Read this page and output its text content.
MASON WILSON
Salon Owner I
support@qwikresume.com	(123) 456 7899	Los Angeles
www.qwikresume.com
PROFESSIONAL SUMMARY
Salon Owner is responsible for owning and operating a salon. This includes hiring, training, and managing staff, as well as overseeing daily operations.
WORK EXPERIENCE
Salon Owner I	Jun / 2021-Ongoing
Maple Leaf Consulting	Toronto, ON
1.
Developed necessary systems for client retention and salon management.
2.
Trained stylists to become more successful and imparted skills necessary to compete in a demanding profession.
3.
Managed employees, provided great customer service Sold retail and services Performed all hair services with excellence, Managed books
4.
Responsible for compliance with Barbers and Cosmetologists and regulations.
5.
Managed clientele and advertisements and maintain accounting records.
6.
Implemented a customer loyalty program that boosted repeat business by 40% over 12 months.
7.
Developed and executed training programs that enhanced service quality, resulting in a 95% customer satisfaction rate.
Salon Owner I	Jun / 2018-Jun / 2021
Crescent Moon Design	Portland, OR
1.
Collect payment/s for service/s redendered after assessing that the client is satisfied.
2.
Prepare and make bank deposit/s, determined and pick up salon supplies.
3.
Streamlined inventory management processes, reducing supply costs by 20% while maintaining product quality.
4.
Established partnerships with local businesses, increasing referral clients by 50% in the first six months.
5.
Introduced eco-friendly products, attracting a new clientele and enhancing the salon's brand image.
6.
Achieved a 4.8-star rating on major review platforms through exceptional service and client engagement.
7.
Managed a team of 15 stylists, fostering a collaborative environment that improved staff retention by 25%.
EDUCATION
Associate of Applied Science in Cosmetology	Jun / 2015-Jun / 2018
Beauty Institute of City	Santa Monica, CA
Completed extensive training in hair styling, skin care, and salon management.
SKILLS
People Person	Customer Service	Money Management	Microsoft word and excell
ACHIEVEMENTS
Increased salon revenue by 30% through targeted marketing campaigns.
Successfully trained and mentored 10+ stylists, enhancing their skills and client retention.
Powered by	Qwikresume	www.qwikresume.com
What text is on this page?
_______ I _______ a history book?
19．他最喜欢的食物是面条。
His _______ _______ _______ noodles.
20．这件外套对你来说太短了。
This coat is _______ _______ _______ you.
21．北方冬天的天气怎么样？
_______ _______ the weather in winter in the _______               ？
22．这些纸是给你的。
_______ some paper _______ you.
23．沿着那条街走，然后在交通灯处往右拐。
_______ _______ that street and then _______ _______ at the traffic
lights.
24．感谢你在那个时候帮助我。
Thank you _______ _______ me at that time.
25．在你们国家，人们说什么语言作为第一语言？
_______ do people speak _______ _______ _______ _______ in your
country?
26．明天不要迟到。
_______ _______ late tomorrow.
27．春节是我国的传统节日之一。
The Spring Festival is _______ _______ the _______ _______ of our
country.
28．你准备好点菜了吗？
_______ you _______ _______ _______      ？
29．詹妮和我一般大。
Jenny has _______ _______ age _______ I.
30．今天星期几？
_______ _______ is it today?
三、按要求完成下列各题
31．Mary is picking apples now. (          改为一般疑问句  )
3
===============
=== PROMPT ===
Output the whole listing above again, word for word.

=== SOLUTION BELOW ===
Read this page and output its text content.
MASON WILSON
Salon Owner I
support@qwikresume.com	(123) 456 7899	Los Angeles
www.qwikresume.com
PROFESSIONAL SUMMARY
Salon Owner is responsible for owning and operating a salon. This includes hiring, training, and managing staff, as well as overseeing daily operations.
WORK EXPERIENCE
Salon Owner I	Jun / 2021-Ongoing
Maple Leaf Consulting	Toronto, ON
1.
Developed necessary systems for client retention and salon management.
2.
Trained stylists to become more successful and imparted skills necessary to compete in a demanding profession.
3.
Managed employees, provided great customer service Sold retail and services Performed all hair services with excellence, Managed books
4.
Responsible for compliance with Barbers and Cosmetologists and regulations.
5.
Managed clientele and advertisements and maintain accounting records.
6.
Implemented a customer loyalty program that boosted repeat business by 40% over 12 months.
7.
Developed and executed training programs that enhanced service quality, resulting in a 95% customer satisfaction rate.
Salon Owner I	Jun / 2018-Jun / 2021
Crescent Moon Design	Portland, OR
1.
Collect payment/s for service/s redendered after assessing that the client is satisfied.
2.
Prepare and make bank deposit/s, determined and pick up salon supplies.
3.
Streamlined inventory management processes, reducing supply costs by 20% while maintaining product quality.
4.
Established partnerships with local businesses, increasing referral clients by 50% in the first six months.
5.
Introduced eco-friendly products, attracting a new clientele and enhancing the salon's brand image.
6.
Achieved a 4.8-star rating on major review platforms through exceptional service and client engagement.
7.
Managed a team of 15 stylists, fostering a collaborative environment that improved staff retention by 25%.
EDUCATION
Associate of Applied Science in Cosmetology	Jun / 2015-Jun / 2018
Beauty Institute of City	Santa Monica, CA
Completed extensive training in hair styling, skin care, and salon management.
SKILLS
People Person	Customer Service	Money Management	Microsoft word and excell
ACHIEVEMENTS
Increased salon revenue by 30% through targeted marketing campaigns.
Successfully trained and mentored 10+ stylists, enhancing their skills and client retention.
Powered by	Qwikresume	www.qwikresume.com
What text is on this page?
_______ I _______ a history book?
19．他最喜欢的食物是面条。
His _______ _______ _______ noodles.
20．这件外套对你来说太短了。
This coat is _______ _______ _______ you.
21．北方冬天的天气怎么样？
_______ _______ the weather in winter in the _______               ？
22．这些纸是给你的。
_______ some paper _______ you.
23．沿着那条街走，然后在交通灯处往右拐。
_______ _______ that street and then _______ _______ at the traffic
lights.
24．感谢你在那个时候帮助我。
Thank you _______ _______ me at that time.
25．在你们国家，人们说什么语言作为第一语言？
_______ do people speak _______ _______ _______ _______ in your
country?
26．明天不要迟到。
_______ _______ late tomorrow.
27．春节是我国的传统节日之一。
The Spring Festival is _______ _______ the _______ _______ of our
country.
28．你准备好点菜了吗？
_______ you _______ _______ _______      ？
29．詹妮和我一般大。
Jenny has _______ _______ age _______ I.
30．今天星期几？
_______ _______ is it today?
三、按要求完成下列各题
31．Mary is picking apples now. (          改为一般疑问句  )
3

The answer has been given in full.